**Dataset records**
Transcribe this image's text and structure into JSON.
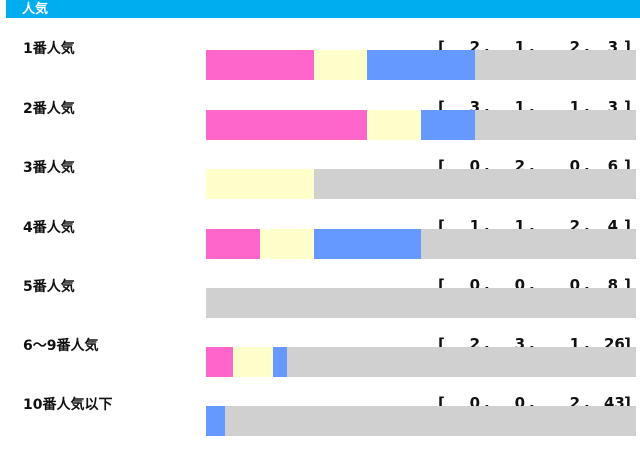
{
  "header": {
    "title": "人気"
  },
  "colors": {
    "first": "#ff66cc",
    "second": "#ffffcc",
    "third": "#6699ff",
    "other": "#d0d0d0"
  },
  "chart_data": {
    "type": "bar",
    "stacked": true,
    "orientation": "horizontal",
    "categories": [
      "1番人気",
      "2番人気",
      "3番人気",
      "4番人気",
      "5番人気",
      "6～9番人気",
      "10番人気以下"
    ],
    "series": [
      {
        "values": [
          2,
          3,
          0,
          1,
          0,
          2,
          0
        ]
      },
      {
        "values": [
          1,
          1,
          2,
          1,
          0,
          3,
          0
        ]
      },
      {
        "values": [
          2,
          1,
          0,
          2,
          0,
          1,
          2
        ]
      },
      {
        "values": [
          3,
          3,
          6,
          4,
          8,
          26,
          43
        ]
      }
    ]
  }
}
---
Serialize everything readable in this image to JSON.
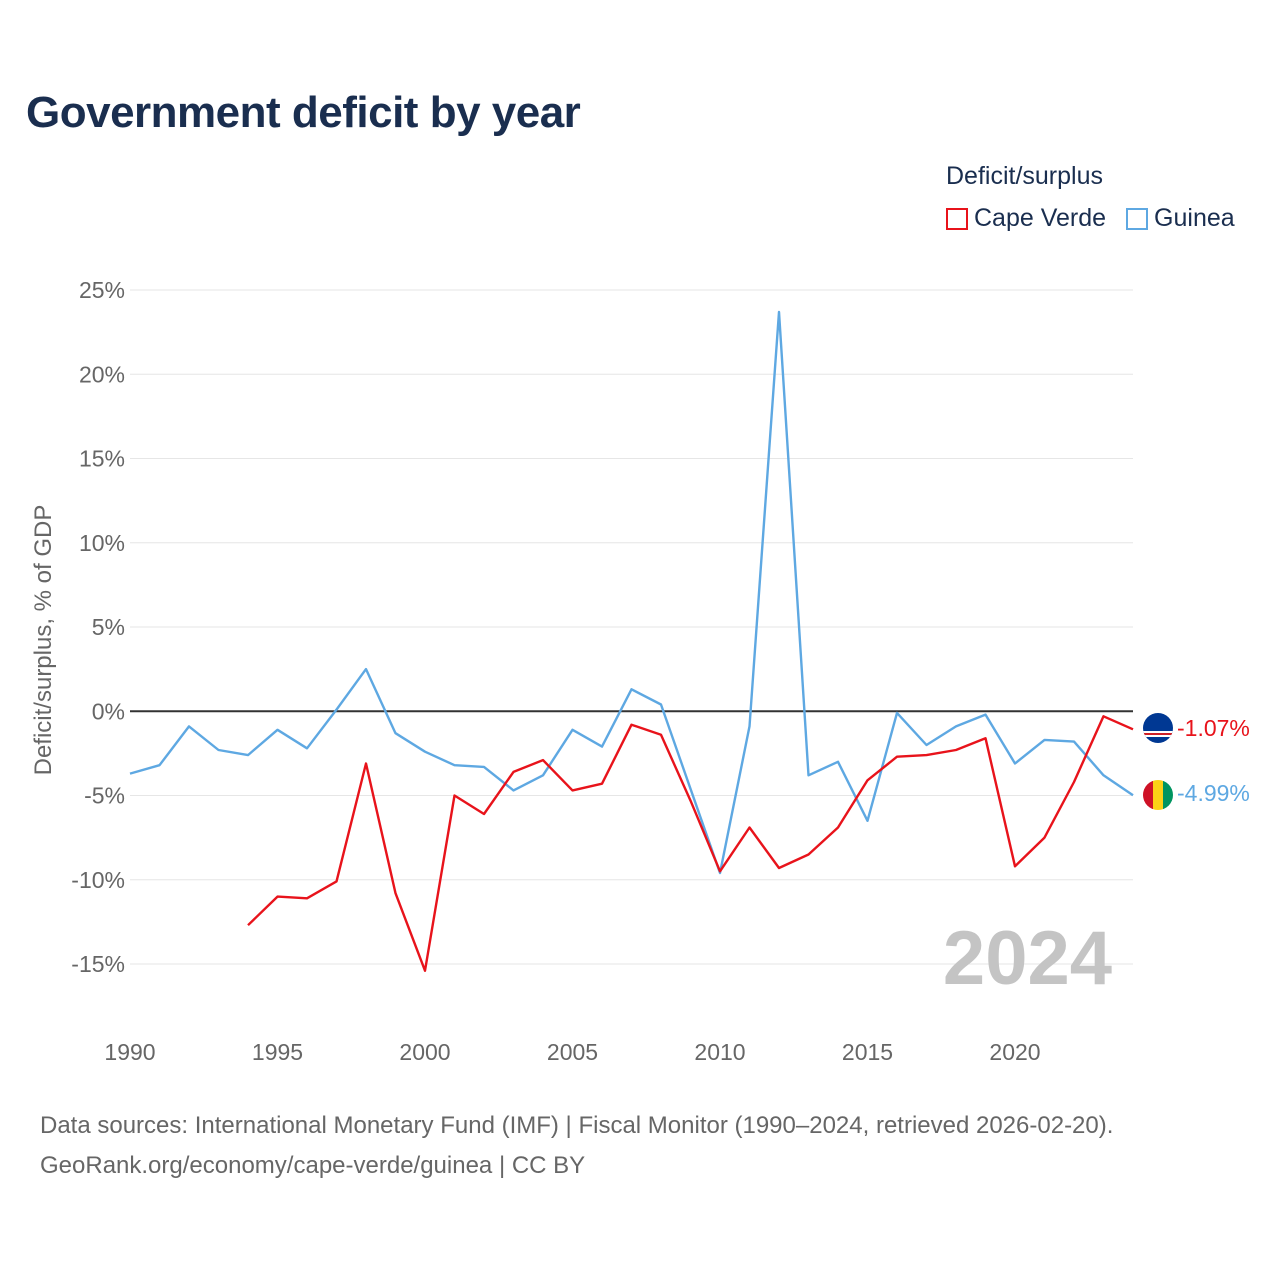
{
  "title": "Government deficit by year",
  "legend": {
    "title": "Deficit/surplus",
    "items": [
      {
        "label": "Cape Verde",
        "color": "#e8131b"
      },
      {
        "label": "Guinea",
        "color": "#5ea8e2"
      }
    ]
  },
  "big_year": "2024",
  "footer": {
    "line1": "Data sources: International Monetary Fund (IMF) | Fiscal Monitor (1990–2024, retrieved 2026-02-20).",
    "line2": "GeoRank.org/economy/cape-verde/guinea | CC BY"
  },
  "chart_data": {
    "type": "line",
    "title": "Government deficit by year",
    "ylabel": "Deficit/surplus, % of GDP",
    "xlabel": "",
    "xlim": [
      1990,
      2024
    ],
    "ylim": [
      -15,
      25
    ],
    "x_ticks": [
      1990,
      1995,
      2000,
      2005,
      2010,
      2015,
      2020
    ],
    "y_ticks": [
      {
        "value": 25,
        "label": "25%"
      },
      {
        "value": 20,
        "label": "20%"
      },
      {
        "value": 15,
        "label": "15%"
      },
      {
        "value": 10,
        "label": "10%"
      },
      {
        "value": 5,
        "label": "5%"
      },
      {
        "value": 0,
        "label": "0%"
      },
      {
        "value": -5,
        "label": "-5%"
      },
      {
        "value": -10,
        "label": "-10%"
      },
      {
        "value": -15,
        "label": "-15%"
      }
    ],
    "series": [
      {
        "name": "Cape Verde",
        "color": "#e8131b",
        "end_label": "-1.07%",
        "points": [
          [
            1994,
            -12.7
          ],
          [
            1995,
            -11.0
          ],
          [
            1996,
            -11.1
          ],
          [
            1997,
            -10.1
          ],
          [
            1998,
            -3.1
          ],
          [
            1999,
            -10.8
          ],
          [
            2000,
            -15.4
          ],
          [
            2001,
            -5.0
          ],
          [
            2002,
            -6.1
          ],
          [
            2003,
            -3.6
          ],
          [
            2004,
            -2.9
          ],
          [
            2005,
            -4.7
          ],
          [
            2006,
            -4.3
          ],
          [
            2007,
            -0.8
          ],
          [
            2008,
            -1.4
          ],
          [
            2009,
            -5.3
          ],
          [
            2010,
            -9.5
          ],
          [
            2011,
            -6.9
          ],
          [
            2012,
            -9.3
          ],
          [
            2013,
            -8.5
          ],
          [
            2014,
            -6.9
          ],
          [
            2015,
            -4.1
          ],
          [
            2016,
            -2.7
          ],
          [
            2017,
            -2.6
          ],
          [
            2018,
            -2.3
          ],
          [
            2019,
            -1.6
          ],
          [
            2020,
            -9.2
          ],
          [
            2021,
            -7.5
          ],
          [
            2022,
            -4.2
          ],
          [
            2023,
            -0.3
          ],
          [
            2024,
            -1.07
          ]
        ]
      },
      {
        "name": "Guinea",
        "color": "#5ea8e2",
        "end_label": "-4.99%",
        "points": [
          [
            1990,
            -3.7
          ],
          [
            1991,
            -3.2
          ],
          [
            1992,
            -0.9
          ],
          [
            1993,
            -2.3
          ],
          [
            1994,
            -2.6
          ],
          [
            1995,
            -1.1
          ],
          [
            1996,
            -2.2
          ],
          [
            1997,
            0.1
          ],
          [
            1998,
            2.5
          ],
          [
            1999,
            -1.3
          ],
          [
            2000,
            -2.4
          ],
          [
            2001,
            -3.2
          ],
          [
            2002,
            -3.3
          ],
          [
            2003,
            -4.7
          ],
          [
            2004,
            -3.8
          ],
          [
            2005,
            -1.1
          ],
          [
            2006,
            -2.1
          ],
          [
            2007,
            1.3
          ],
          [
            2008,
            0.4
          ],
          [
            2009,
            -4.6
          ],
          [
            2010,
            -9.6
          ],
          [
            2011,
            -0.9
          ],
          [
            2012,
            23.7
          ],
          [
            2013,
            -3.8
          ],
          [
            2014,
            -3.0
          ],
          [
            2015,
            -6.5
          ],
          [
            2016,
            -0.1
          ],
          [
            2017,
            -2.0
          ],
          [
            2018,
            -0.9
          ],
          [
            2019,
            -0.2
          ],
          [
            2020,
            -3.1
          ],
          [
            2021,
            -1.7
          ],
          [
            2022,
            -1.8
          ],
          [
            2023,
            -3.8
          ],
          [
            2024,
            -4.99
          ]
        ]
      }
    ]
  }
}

**Task directions**
Pick out lines containing the word "image", each one as written.

**Answer to the task**
Transcribe this image's text and structure into JSON.
Serialize everything readable in this image to JSON.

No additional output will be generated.